Pernyataan Tugas.
Lanjutkan tulisan tentang UU Cipta Kerja dan sumber daya alam, dimulai tepat setelah kalimat terakhir yang tercantum.

Kutipan Dokumen.

"""

UU Cipta Kerja, Apakah "Amanah" Bagi SDA ?

Oleh : Ageng Kartika, S.Farm (Pemerhati Sosial)


Indonesia tanah air beta

Pusaka, abadi nan jaya

Indonesia sejak dulu kala

Tetap dipuja-puja bangsa

Di sana tempat lahir beta

Dibuai dibesarkan bunda

Tempat berlindung di hari tua

Tempat akhir menutup mata


Keindahan tanah air Indonesia yang membentang begitu didambakan rakyatnya sampai mereka menutup mata. Kesejahteraan tergambar dari lagu tersebut.

Pada faktanya sekarang, keindahan alam tersebut tergerus oleh namanya perluasan usaha investasi baik oleh korporasi pribumi maupun asing. Sayangnya, cara perluasannya sering kali abai akan pembaharuan lingkungan sekitar. Dan imbasnya masyarakat merasakan dampak buruk akibat kerusakan alamnya.

"""

Kumpulan Data.
"""

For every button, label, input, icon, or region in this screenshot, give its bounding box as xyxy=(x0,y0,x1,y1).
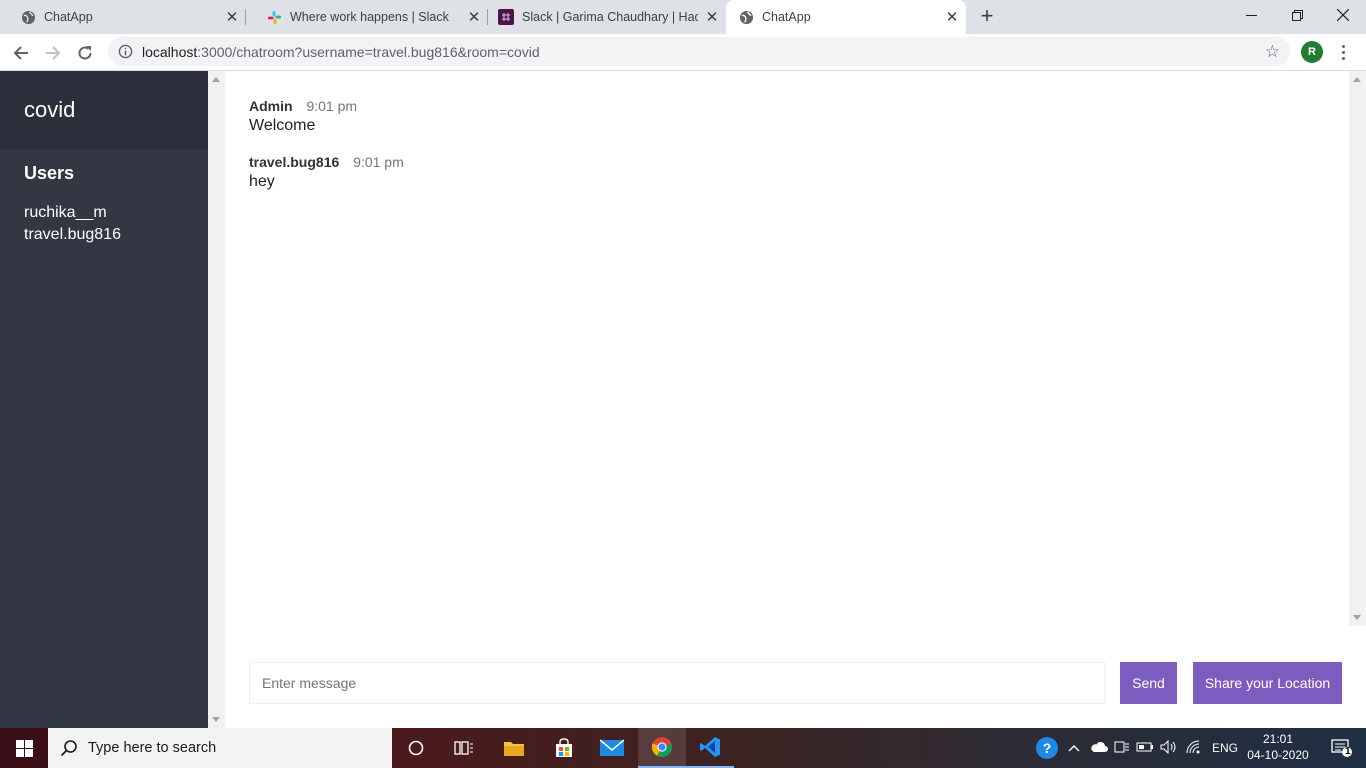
scroll-down-arrow-icon[interactable] xyxy=(1353,615,1361,620)
vscode-icon[interactable] xyxy=(686,728,734,768)
new-tab-button[interactable]: + xyxy=(976,5,998,28)
message-composer: Send Share your Location xyxy=(225,626,1366,728)
system-tray: ? ENG xyxy=(1036,728,1238,768)
room-name: covid xyxy=(0,71,208,149)
info-icon[interactable] xyxy=(118,44,133,59)
message-username: travel.bug816 xyxy=(249,154,340,170)
message-text: Welcome xyxy=(249,117,316,134)
send-button[interactable]: Send xyxy=(1120,662,1177,704)
messages-area: Admin 9:01 pm Welcome travel.bug816 9:01… xyxy=(225,71,1349,626)
mail-icon[interactable] xyxy=(588,728,636,768)
scroll-up-arrow-icon[interactable] xyxy=(1353,77,1361,82)
message-text: hey xyxy=(249,173,275,190)
taskbar-search[interactable]: Type here to search xyxy=(48,728,392,768)
task-view-icon[interactable] xyxy=(440,728,488,768)
wifi-icon[interactable] xyxy=(1186,740,1202,757)
profile-avatar[interactable]: R xyxy=(1301,41,1323,63)
tab-title: ChatApp xyxy=(44,10,93,24)
close-tab-icon[interactable]: ✕ xyxy=(704,9,720,26)
browser-toolbar: localhost:3000/chatroom?username=travel.… xyxy=(0,34,1366,71)
globe-icon xyxy=(738,9,754,25)
browser-menu-icon[interactable] xyxy=(1337,42,1349,62)
browser-tab-bar: ChatApp ✕ Where work happens | Slack ✕ S… xyxy=(0,0,1366,34)
browser-tab-2[interactable]: Where work happens | Slack ✕ xyxy=(246,0,488,34)
message-username: Admin xyxy=(249,98,293,114)
message-meta: travel.bug816 9:01 pm xyxy=(249,153,1325,171)
close-tab-icon[interactable]: ✕ xyxy=(224,9,240,26)
search-placeholder: Type here to search xyxy=(88,740,217,756)
url-text: localhost:3000/chatroom?username=travel.… xyxy=(142,44,540,60)
battery-icon[interactable] xyxy=(1136,741,1154,756)
tab-title: Where work happens | Slack xyxy=(290,10,449,24)
message-input[interactable] xyxy=(249,662,1105,704)
taskbar-clock[interactable]: 21:01 04-10-2020 xyxy=(1246,731,1310,763)
language-indicator[interactable]: ENG xyxy=(1212,741,1238,755)
store-icon[interactable] xyxy=(540,728,588,768)
notification-count: 1 xyxy=(1345,746,1351,757)
slack-icon xyxy=(266,9,282,25)
back-arrow-icon[interactable] xyxy=(8,40,34,66)
browser-tab-1[interactable]: ChatApp ✕ xyxy=(0,0,246,34)
close-tab-icon[interactable]: ✕ xyxy=(944,9,960,26)
forward-arrow-icon[interactable] xyxy=(40,40,66,66)
cortana-icon[interactable] xyxy=(392,728,440,768)
scroll-down-arrow-icon[interactable] xyxy=(212,717,220,722)
volume-icon[interactable] xyxy=(1160,739,1178,757)
bookmark-star-icon[interactable]: ☆ xyxy=(1265,42,1280,62)
message: Admin 9:01 pm Welcome xyxy=(225,97,1349,135)
globe-icon xyxy=(20,9,36,25)
clock-date: 04-10-2020 xyxy=(1247,748,1309,762)
users-list: ruchika__m travel.bug816 xyxy=(0,184,208,246)
search-icon xyxy=(60,739,78,757)
scroll-up-arrow-icon[interactable] xyxy=(212,77,220,82)
chrome-icon[interactable] xyxy=(638,728,686,768)
slack-workspace-icon xyxy=(498,9,514,25)
tab-title: ChatApp xyxy=(762,10,811,24)
tab-title: Slack | Garima Chaudhary | Hacka xyxy=(522,10,698,24)
sidebar-scrollbar[interactable] xyxy=(208,71,225,728)
file-explorer-icon[interactable] xyxy=(490,728,538,768)
message-time: 9:01 pm xyxy=(306,98,358,114)
windows-start-icon[interactable] xyxy=(0,728,48,768)
close-tab-icon[interactable]: ✕ xyxy=(466,9,482,26)
notification-center-icon[interactable]: 1 xyxy=(1318,728,1366,768)
reload-icon[interactable] xyxy=(72,40,98,66)
chevron-up-icon[interactable] xyxy=(1068,741,1080,755)
messages-scrollbar[interactable] xyxy=(1349,71,1366,626)
share-location-button[interactable]: Share your Location xyxy=(1193,662,1342,704)
chat-sidebar: covid Users ruchika__m travel.bug816 xyxy=(0,71,208,728)
windows-taskbar: Type here to search ? ENG 21:01 04-10-20… xyxy=(0,728,1366,768)
message: travel.bug816 9:01 pm hey xyxy=(225,153,1349,191)
network-device-icon[interactable] xyxy=(1114,740,1130,757)
browser-tab-4-active[interactable]: ChatApp ✕ xyxy=(726,0,966,34)
onedrive-icon[interactable] xyxy=(1090,741,1108,756)
address-bar[interactable]: localhost:3000/chatroom?username=travel.… xyxy=(108,37,1290,66)
message-time: 9:01 pm xyxy=(353,154,404,170)
browser-tab-3[interactable]: Slack | Garima Chaudhary | Hacka ✕ xyxy=(488,0,726,34)
close-window-icon[interactable] xyxy=(1320,0,1366,30)
help-icon[interactable]: ? xyxy=(1036,737,1058,759)
restore-icon[interactable] xyxy=(1274,0,1320,30)
user-item: travel.bug816 xyxy=(24,226,121,243)
clock-time: 21:01 xyxy=(1262,732,1294,746)
user-item: ruchika__m xyxy=(24,204,107,221)
users-heading: Users xyxy=(24,163,75,183)
message-meta: Admin 9:01 pm xyxy=(249,97,1325,115)
minimize-icon[interactable] xyxy=(1228,0,1274,30)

"""

Hasil Keluaran.
Sang Khalik, Maha Pencipta, Allah Swt telah berfirman bagi hamba-Nya agar tidak membuat kerusakan di muka bumi ini. Menggunakan sebaik-baiknya manfaat dari ketersediaan alam agar terhindar dari musibah akibat kelalaian manusia dalam mengeksploitasi alam.

وَلاَ تُفْسِدُواْ فِي الأَرْضِ بَعْدَ إِصْلاَحِهَا وَادْعُوهُ خَوْفاً وَطَمَعاً إِنَّ رَحْمَتَ اللّهِ قَرِيبٌ مِّنَ الْمُحْسِنِين  

Artinya : “ Dan janganlah kamu membuat kerusakan di muka bumi, sesudah (Allah) memperbaikinya dan Berdoalah kepada-Nya dengan rasa takut (tidak akan diterima) dan harapan (akan dikabulkan). Sesungguhnya rahmat Allah Amat dekat kepada orang-orang yang berbuat baik. (Q.S Al ‘Araf, 17: 56)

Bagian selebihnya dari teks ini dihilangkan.